TASK GOAL
Pick out every line of the entries below where "这是对应第" occurs, and copy those lines.

[Stored records]
-- -- --

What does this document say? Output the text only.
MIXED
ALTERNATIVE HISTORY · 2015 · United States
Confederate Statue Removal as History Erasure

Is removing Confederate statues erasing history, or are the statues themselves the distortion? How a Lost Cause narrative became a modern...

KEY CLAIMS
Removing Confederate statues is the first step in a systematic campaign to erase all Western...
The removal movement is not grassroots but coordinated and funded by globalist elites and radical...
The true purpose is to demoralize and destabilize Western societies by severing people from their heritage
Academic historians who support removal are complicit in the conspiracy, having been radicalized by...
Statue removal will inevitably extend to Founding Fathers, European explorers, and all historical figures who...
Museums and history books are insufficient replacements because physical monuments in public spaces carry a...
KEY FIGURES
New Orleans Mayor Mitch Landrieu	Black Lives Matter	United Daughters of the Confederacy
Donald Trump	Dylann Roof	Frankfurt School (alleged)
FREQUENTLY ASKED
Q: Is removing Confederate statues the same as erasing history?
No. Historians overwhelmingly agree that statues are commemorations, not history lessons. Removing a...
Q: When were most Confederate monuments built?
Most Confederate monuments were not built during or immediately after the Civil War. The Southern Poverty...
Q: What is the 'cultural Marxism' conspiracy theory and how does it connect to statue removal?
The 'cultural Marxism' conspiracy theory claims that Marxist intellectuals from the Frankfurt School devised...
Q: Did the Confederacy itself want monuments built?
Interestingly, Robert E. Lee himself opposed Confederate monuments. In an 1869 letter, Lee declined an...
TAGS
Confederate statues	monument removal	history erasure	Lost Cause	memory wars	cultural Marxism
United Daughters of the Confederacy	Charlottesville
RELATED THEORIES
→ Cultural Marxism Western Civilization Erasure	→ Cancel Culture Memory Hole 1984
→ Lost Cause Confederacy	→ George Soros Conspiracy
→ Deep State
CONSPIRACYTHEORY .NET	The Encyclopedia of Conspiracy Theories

-- -- --

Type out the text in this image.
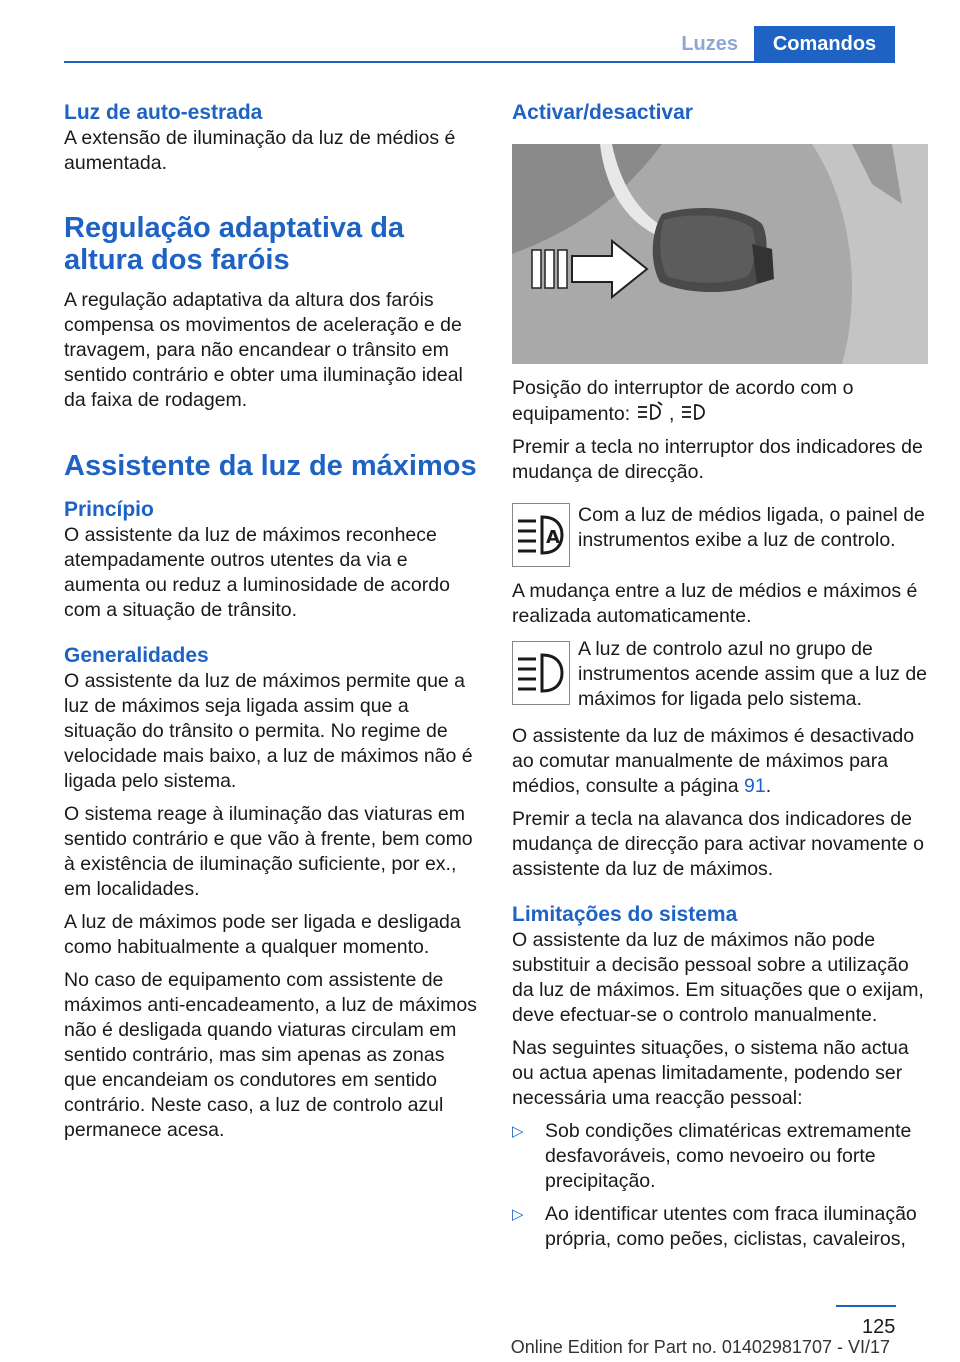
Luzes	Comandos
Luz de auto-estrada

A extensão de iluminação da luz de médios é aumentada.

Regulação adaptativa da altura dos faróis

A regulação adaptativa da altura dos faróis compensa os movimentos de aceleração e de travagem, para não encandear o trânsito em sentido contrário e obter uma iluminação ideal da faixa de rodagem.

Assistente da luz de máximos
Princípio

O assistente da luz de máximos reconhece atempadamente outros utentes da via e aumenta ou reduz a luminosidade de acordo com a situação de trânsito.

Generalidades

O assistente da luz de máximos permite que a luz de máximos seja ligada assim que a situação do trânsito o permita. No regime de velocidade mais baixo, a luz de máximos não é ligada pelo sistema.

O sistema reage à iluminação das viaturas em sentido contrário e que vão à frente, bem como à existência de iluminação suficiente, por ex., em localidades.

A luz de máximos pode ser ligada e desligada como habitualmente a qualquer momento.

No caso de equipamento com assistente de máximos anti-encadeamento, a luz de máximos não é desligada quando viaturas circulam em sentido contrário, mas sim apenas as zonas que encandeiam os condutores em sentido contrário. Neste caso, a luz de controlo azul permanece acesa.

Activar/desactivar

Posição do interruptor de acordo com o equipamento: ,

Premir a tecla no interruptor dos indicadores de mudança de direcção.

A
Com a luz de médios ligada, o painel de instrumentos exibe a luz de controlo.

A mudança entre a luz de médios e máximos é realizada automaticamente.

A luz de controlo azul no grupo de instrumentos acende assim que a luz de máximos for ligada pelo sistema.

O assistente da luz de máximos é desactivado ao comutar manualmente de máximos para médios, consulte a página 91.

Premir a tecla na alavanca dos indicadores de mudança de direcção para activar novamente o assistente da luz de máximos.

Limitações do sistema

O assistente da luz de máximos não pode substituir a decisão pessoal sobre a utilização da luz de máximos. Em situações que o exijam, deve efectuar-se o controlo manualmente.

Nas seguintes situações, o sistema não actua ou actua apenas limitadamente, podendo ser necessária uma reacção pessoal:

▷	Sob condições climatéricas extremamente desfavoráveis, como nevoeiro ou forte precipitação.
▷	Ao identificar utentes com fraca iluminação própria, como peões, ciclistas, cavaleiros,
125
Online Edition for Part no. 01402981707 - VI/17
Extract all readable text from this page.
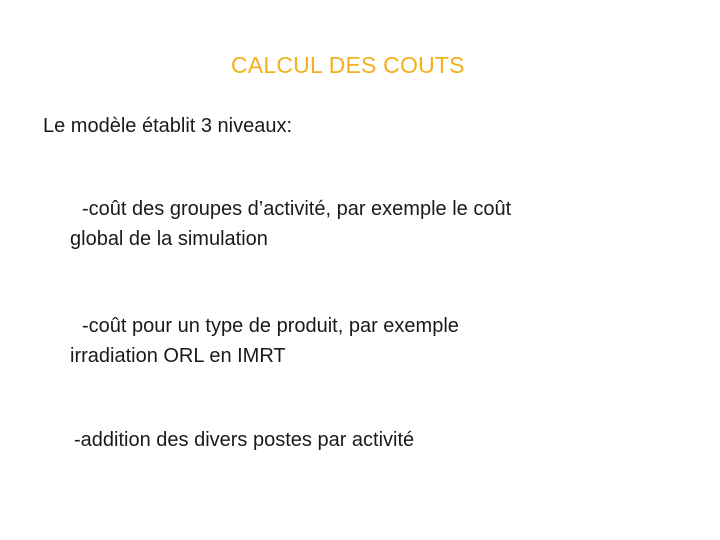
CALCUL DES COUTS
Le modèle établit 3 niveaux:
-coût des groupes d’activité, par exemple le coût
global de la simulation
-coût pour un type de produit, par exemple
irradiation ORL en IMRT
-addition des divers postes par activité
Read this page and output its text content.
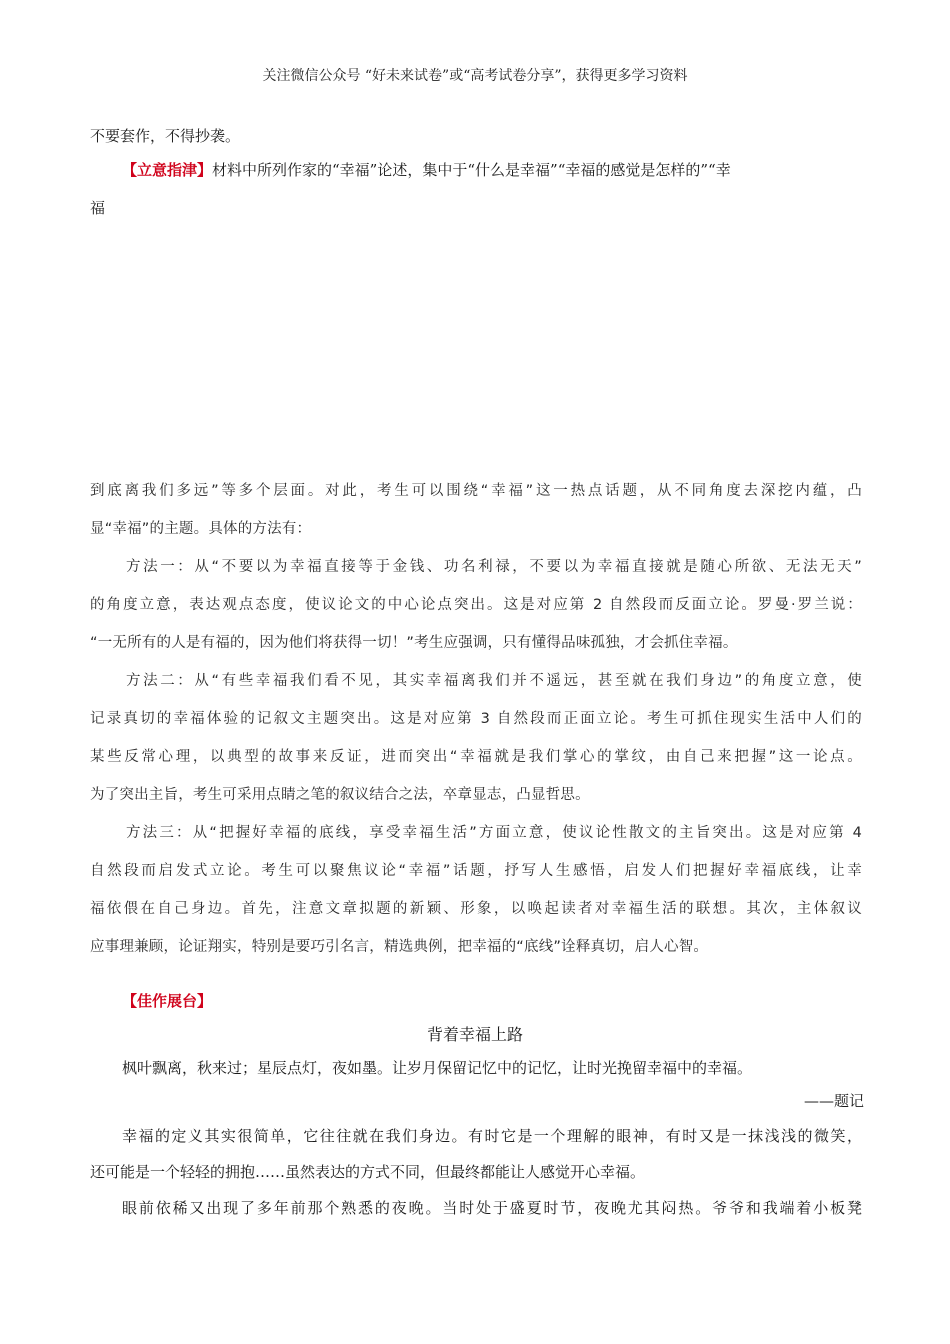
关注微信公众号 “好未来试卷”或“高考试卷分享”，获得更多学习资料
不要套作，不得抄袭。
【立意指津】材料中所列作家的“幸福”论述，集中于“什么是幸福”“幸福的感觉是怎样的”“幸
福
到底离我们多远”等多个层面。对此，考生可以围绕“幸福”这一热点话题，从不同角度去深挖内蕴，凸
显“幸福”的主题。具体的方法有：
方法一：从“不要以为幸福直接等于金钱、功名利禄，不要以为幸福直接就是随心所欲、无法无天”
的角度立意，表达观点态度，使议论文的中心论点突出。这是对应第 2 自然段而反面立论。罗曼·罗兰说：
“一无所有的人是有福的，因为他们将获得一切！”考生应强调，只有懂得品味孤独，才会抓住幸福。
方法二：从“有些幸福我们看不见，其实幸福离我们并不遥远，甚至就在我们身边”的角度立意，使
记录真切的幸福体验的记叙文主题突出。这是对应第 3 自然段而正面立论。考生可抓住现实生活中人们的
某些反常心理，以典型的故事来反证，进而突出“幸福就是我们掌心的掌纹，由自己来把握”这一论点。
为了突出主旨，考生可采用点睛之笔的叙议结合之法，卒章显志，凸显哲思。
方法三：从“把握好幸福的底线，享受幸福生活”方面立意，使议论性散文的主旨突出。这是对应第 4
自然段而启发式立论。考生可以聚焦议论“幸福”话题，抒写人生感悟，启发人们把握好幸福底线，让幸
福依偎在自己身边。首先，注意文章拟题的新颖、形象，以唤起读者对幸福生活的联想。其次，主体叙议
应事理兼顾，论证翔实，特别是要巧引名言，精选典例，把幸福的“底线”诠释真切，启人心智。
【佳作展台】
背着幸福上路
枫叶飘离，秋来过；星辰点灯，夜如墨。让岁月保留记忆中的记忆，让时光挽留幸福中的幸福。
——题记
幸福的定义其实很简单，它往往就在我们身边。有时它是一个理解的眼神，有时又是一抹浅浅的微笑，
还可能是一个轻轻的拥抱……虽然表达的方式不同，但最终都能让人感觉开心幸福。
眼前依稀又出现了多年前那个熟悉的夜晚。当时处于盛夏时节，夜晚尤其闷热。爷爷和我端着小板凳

-- -- --

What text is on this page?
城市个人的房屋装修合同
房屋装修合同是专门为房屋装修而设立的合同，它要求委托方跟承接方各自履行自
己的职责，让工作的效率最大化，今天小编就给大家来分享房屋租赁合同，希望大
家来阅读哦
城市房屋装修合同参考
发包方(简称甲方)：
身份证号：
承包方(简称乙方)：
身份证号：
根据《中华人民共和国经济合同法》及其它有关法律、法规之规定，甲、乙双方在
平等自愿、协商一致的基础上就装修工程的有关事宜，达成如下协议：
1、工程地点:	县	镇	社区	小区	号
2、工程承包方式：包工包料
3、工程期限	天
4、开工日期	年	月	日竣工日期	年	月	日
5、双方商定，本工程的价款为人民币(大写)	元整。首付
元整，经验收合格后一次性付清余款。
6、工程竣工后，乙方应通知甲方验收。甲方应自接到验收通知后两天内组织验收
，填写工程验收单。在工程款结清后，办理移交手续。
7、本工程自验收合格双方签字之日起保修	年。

-- -- --

EXERCISE ANSWER
的角度立意，表达观点态度，使议论文的中心论点突出。这是对应第 2 自然段而反面立论。罗曼·罗兰说：
记录真切的幸福体验的记叙文主题突出。这是对应第 3 自然段而正面立论。考生可抓住现实生活中人们的
方法三：从“把握好幸福的底线，享受幸福生活”方面立意，使议论性散文的主旨突出。这是对应第 4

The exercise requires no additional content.